→ **EXTRACTED MATERIAL**
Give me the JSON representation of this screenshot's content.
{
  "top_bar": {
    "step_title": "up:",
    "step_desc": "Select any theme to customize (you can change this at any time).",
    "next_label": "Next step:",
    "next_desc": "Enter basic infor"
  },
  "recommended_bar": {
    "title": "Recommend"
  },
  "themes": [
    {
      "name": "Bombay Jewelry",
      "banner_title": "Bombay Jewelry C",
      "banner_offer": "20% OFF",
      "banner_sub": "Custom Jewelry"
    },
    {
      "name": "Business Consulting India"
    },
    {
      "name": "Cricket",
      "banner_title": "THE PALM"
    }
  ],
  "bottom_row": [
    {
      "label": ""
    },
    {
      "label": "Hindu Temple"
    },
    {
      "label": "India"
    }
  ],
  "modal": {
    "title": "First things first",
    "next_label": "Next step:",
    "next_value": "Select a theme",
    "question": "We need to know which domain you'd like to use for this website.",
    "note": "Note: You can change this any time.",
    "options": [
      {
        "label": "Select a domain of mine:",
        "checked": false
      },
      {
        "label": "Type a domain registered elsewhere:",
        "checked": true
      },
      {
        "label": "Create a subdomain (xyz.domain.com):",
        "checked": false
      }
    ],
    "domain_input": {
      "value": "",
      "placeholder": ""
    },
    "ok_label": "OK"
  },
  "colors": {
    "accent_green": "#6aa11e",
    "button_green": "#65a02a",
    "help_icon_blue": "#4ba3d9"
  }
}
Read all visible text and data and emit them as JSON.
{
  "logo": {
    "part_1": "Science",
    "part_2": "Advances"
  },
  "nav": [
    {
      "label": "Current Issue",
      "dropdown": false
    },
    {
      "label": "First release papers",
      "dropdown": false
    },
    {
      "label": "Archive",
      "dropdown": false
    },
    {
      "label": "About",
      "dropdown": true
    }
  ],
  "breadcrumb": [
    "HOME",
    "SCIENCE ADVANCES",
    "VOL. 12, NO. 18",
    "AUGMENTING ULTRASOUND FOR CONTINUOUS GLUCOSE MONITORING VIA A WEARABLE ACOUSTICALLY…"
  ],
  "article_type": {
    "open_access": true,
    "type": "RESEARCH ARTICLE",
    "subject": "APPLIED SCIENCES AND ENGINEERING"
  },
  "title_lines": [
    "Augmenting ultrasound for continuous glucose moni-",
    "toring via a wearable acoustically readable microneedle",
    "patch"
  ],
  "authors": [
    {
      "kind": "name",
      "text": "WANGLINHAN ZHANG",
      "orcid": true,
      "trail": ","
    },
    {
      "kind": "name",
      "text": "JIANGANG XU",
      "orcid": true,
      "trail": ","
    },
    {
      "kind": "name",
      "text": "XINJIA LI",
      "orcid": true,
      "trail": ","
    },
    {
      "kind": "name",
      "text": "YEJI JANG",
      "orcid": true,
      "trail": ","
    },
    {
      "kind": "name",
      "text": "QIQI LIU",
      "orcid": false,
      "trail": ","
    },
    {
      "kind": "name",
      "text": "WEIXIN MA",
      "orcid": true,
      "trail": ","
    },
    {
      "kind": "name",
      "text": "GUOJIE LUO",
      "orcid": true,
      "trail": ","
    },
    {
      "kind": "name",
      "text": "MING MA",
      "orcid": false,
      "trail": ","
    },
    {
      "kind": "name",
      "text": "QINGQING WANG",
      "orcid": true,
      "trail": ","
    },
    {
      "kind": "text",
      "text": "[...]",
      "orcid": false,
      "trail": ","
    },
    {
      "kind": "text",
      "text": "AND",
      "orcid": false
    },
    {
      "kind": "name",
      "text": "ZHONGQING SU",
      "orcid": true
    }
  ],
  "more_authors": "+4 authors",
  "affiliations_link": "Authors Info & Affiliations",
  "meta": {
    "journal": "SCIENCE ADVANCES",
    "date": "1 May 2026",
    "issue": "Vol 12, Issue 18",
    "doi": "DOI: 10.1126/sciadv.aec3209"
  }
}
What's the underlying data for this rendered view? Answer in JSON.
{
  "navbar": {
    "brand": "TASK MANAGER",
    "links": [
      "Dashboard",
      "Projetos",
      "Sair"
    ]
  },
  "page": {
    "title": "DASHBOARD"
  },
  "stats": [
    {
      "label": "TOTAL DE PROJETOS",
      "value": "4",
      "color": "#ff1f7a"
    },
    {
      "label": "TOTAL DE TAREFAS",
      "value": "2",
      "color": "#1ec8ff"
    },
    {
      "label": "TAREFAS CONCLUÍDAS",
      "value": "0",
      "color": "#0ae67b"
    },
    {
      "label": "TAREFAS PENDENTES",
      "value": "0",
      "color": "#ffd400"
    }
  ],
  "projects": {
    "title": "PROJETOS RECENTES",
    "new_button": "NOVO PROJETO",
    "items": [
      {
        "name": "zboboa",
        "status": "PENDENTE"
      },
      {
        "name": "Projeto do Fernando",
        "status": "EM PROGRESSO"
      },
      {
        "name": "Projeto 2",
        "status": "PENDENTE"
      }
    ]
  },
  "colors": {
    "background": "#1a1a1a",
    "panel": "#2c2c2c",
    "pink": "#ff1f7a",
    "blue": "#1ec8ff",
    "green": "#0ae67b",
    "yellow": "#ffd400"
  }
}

→ **REQUIREMENT**
Quote every record above exactly.

→ **SOLUTION FOR THIS EXERCISE**
Give me the JSON representation of this screenshot's content.
{
  "top_bar": {
    "step_title": "up:",
    "step_desc": "Select any theme to customize (you can change this at any time).",
    "next_label": "Next step:",
    "next_desc": "Enter basic infor"
  },
  "recommended_bar": {
    "title": "Recommend"
  },
  "themes": [
    {
      "name": "Bombay Jewelry",
      "banner_title": "Bombay Jewelry C",
      "banner_offer": "20% OFF",
      "banner_sub": "Custom Jewelry"
    },
    {
      "name": "Business Consulting India"
    },
    {
      "name": "Cricket",
      "banner_title": "THE PALM"
    }
  ],
  "bottom_row": [
    {
      "label": ""
    },
    {
      "label": "Hindu Temple"
    },
    {
      "label": "India"
    }
  ],
  "modal": {
    "title": "First things first",
    "next_label": "Next step:",
    "next_value": "Select a theme",
    "question": "We need to know which domain you'd like to use for this website.",
    "note": "Note: You can change this any time.",
    "options": [
      {
        "label": "Select a domain of mine:",
        "checked": false
      },
      {
        "label": "Type a domain registered elsewhere:",
        "checked": true
      },
      {
        "label": "Create a subdomain (xyz.domain.com):",
        "checked": false
      }
    ],
    "domain_input": {
      "value": "",
      "placeholder": ""
    },
    "ok_label": "OK"
  },
  "colors": {
    "accent_green": "#6aa11e",
    "button_green": "#65a02a",
    "help_icon_blue": "#4ba3d9"
  }
}
Read all visible text and data and emit them as JSON.
{
  "logo": {
    "part_1": "Science",
    "part_2": "Advances"
  },
  "nav": [
    {
      "label": "Current Issue",
      "dropdown": false
    },
    {
      "label": "First release papers",
      "dropdown": false
    },
    {
      "label": "Archive",
      "dropdown": false
    },
    {
      "label": "About",
      "dropdown": true
    }
  ],
  "breadcrumb": [
    "HOME",
    "SCIENCE ADVANCES",
    "VOL. 12, NO. 18",
    "AUGMENTING ULTRASOUND FOR CONTINUOUS GLUCOSE MONITORING VIA A WEARABLE ACOUSTICALLY…"
  ],
  "article_type": {
    "open_access": true,
    "type": "RESEARCH ARTICLE",
    "subject": "APPLIED SCIENCES AND ENGINEERING"
  },
  "title_lines": [
    "Augmenting ultrasound for continuous glucose moni-",
    "toring via a wearable acoustically readable microneedle",
    "patch"
  ],
  "authors": [
    {
      "kind": "name",
      "text": "WANGLINHAN ZHANG",
      "orcid": true,
      "trail": ","
    },
    {
      "kind": "name",
      "text": "JIANGANG XU",
      "orcid": true,
      "trail": ","
    },
    {
      "kind": "name",
      "text": "XINJIA LI",
      "orcid": true,
      "trail": ","
    },
    {
      "kind": "name",
      "text": "YEJI JANG",
      "orcid": true,
      "trail": ","
    },
    {
      "kind": "name",
      "text": "QIQI LIU",
      "orcid": false,
      "trail": ","
    },
    {
      "kind": "name",
      "text": "WEIXIN MA",
      "orcid": true,
      "trail": ","
    },
    {
      "kind": "name",
      "text": "GUOJIE LUO",
      "orcid": true,
      "trail": ","
    },
    {
      "kind": "name",
      "text": "MING MA",
      "orcid": false,
      "trail": ","
    },
    {
      "kind": "name",
      "text": "QINGQING WANG",
      "orcid": true,
      "trail": ","
    },
    {
      "kind": "text",
      "text": "[...]",
      "orcid": false,
      "trail": ","
    },
    {
      "kind": "text",
      "text": "AND",
      "orcid": false
    },
    {
      "kind": "name",
      "text": "ZHONGQING SU",
      "orcid": true
    }
  ],
  "more_authors": "+4 authors",
  "affiliations_link": "Authors Info & Affiliations",
  "meta": {
    "journal": "SCIENCE ADVANCES",
    "date": "1 May 2026",
    "issue": "Vol 12, Issue 18",
    "doi": "DOI: 10.1126/sciadv.aec3209"
  }
}
What's the underlying data for this rendered view? Answer in JSON.
{
  "navbar": {
    "brand": "TASK MANAGER",
    "links": [
      "Dashboard",
      "Projetos",
      "Sair"
    ]
  },
  "page": {
    "title": "DASHBOARD"
  },
  "stats": [
    {
      "label": "TOTAL DE PROJETOS",
      "value": "4",
      "color": "#ff1f7a"
    },
    {
      "label": "TOTAL DE TAREFAS",
      "value": "2",
      "color": "#1ec8ff"
    },
    {
      "label": "TAREFAS CONCLUÍDAS",
      "value": "0",
      "color": "#0ae67b"
    },
    {
      "label": "TAREFAS PENDENTES",
      "value": "0",
      "color": "#ffd400"
    }
  ],
  "projects": {
    "title": "PROJETOS RECENTES",
    "new_button": "NOVO PROJETO",
    "items": [
      {
        "name": "zboboa",
        "status": "PENDENTE"
      },
      {
        "name": "Projeto do Fernando",
        "status": "EM PROGRESSO"
      },
      {
        "name": "Projeto 2",
        "status": "PENDENTE"
      }
    ]
  },
  "colors": {
    "background": "#1a1a1a",
    "panel": "#2c2c2c",
    "pink": "#ff1f7a",
    "blue": "#1ec8ff",
    "green": "#0ae67b",
    "yellow": "#ffd400"
  }
}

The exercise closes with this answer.